» **Data for this exercise**
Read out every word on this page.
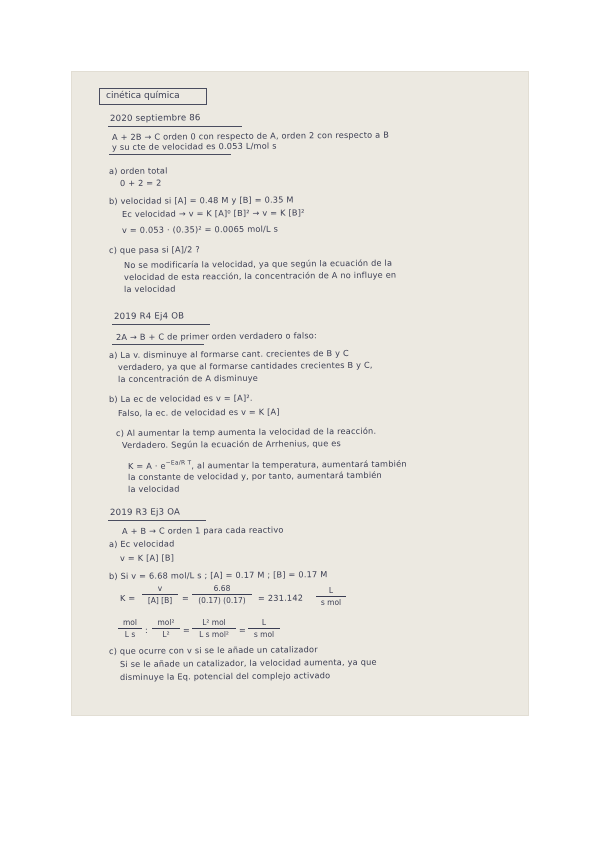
cinética química
2020 septiembre 86
A + 2B → C orden 0 con respecto de A, orden 2 con respecto a B
y su cte de velocidad es 0.053 L/mol s
a) orden total
0 + 2 = 2
b) velocidad si [A] = 0.48 M y [B] = 0.35 M
Ec velocidad → v = K [A]⁰ [B]² → v = K [B]²
v = 0.053 · (0.35)² = 0.0065 mol/L s
c) que pasa si [A]/2 ?
No se modificaría la velocidad, ya que según la ecuación de la
velocidad de esta reacción, la concentración de A no influye en
la velocidad
2019 R4 Ej4 OB
2A → B + C de primer orden verdadero o falso:
a) La v. disminuye al formarse cant. crecientes de B y C
verdadero, ya que al formarse cantidades crecientes B y C,
la concentración de A disminuye
b) La ec de velocidad es v = [A]².
Falso, la ec. de velocidad es v = K [A]
c) Al aumentar la temp aumenta la velocidad de la reacción.
Verdadero. Según la ecuación de Arrhenius, que es
$K = A \cdot e^{-Ea/R T}$, al aumentar la temperatura, aumentará también
la constante de velocidad y, por tanto, aumentará también
la velocidad
2019 R3 Ej3 OA
A + B → C orden 1 para cada reactivo
a) Ec velocidad
v = K [A] [B]
b) Si v = 6.68 mol/L s ; [A] = 0.17 M ; [B] = 0.17 M
K =
v
[A] [B]	=
6.68
(0.17) (0.17)	= 231.142
L
s mol
mol
L s	:
mol²
L²	=
L² mol
L s mol²	=
L
s mol
c) que ocurre con v si se le añade un catalizador
Si se le añade un catalizador, la velocidad aumenta, ya que
disminuye la Eq. potencial del complejo activado
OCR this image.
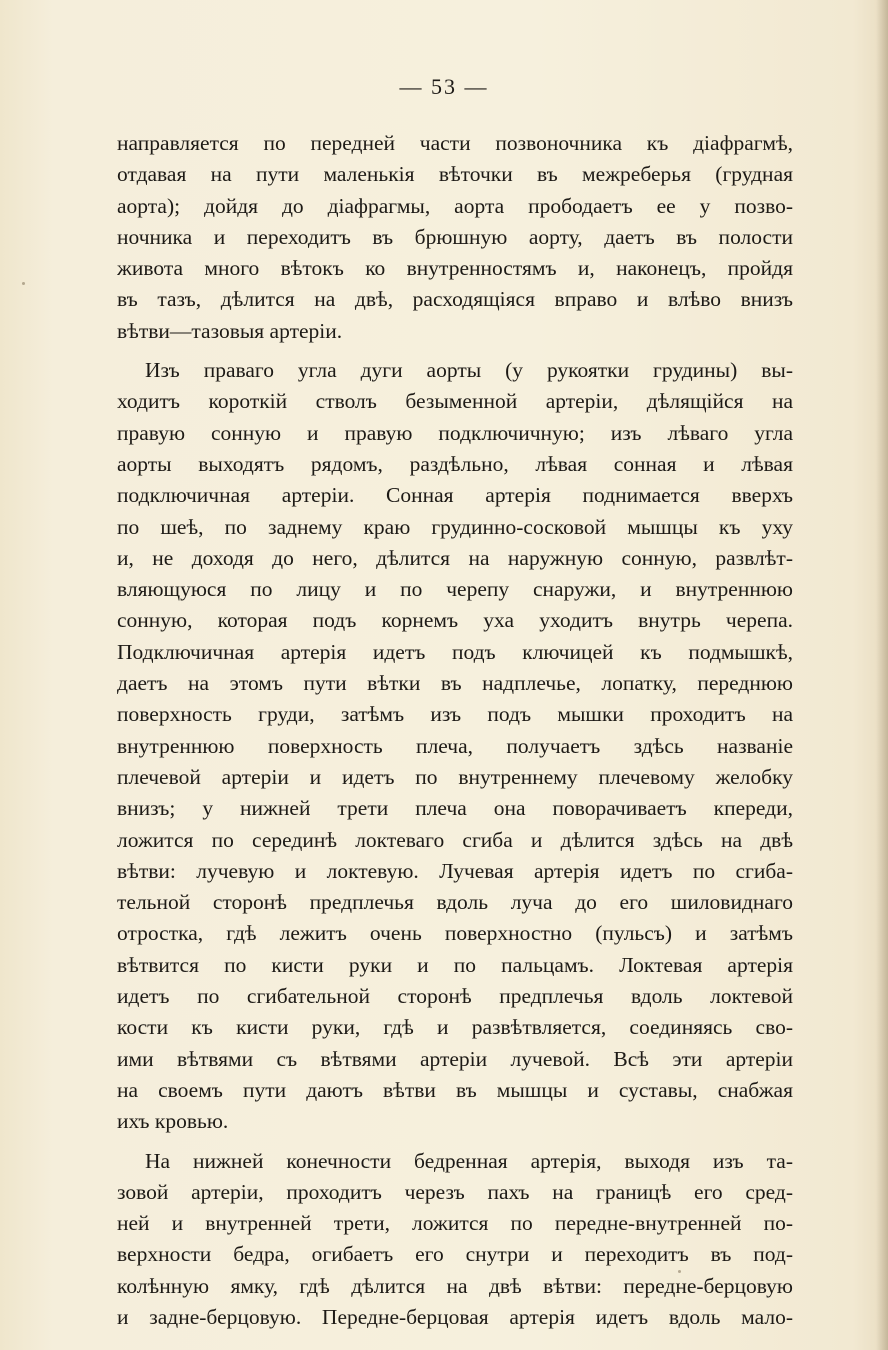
— 53 —
направляется по передней части позвоночника къ діафрагмѣ,
отдавая на пути маленькія вѣточки въ межреберья (грудная
аорта); дойдя до діафрагмы, аорта прободаетъ ее у позво-
ночника и переходитъ въ брюшную аорту, даетъ въ полости
живота много вѣтокъ ко внутренностямъ и, наконецъ, пройдя
въ тазъ, дѣлится на двѣ, расходящіяся вправо и влѣво внизъ
вѣтви—тазовыя артеріи.
Изъ праваго угла дуги аорты (у рукоятки грудины) вы-
ходитъ короткій стволъ безыменной артеріи, дѣлящійся на
правую сонную и правую подключичную; изъ лѣваго угла
аорты выходятъ рядомъ, раздѣльно, лѣвая сонная и лѣвая
подключичная артеріи. Сонная артерія поднимается вверхъ
по шеѣ, по заднему краю грудинно-сосковой мышцы къ уху
и, не доходя до него, дѣлится на наружную сонную, развлѣт-
вляющуюся по лицу и по черепу снаружи, и внутреннюю
сонную, которая подъ корнемъ уха уходитъ внутрь черепа.
Подключичная артерія идетъ подъ ключицей къ подмышкѣ,
даетъ на этомъ пути вѣтки въ надплечье, лопатку, переднюю
поверхность груди, затѣмъ изъ подъ мышки проходитъ на
внутреннюю поверхность плеча, получаетъ здѣсь названіе
плечевой артеріи и идетъ по внутреннему плечевому желобку
внизъ; у нижней трети плеча она поворачиваетъ кпереди,
ложится по серединѣ локтеваго сгиба и дѣлится здѣсь на двѣ
вѣтви: лучевую и локтевую. Лучевая артерія идетъ по сгиба-
тельной сторонѣ предплечья вдоль луча до его шиловиднаго
отростка, гдѣ лежитъ очень поверхностно (пульсъ) и затѣмъ
вѣтвится по кисти руки и по пальцамъ. Локтевая артерія
идетъ по сгибательной сторонѣ предплечья вдоль локтевой
кости къ кисти руки, гдѣ и развѣтвляется, соединяясь сво-
ими вѣтвями съ вѣтвями артеріи лучевой. Всѣ эти артеріи
на своемъ пути даютъ вѣтви въ мышцы и суставы, снабжая
ихъ кровью.
На нижней конечности бедренная артерія, выходя изъ та-
зовой артеріи, проходитъ черезъ пахъ на границѣ его сред-
ней и внутренней трети, ложится по передне-внутренней по-
верхности бедра, огибаетъ его снутри и переходитъ въ под-
колѣнную ямку, гдѣ дѣлится на двѣ вѣтви: передне-берцовую
и задне-берцовую. Передне-берцовая артерія идетъ вдоль мало-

» **Instruction**
Provide only the count of lines in the material above that hold the word "предплечья".

» **Task response**
2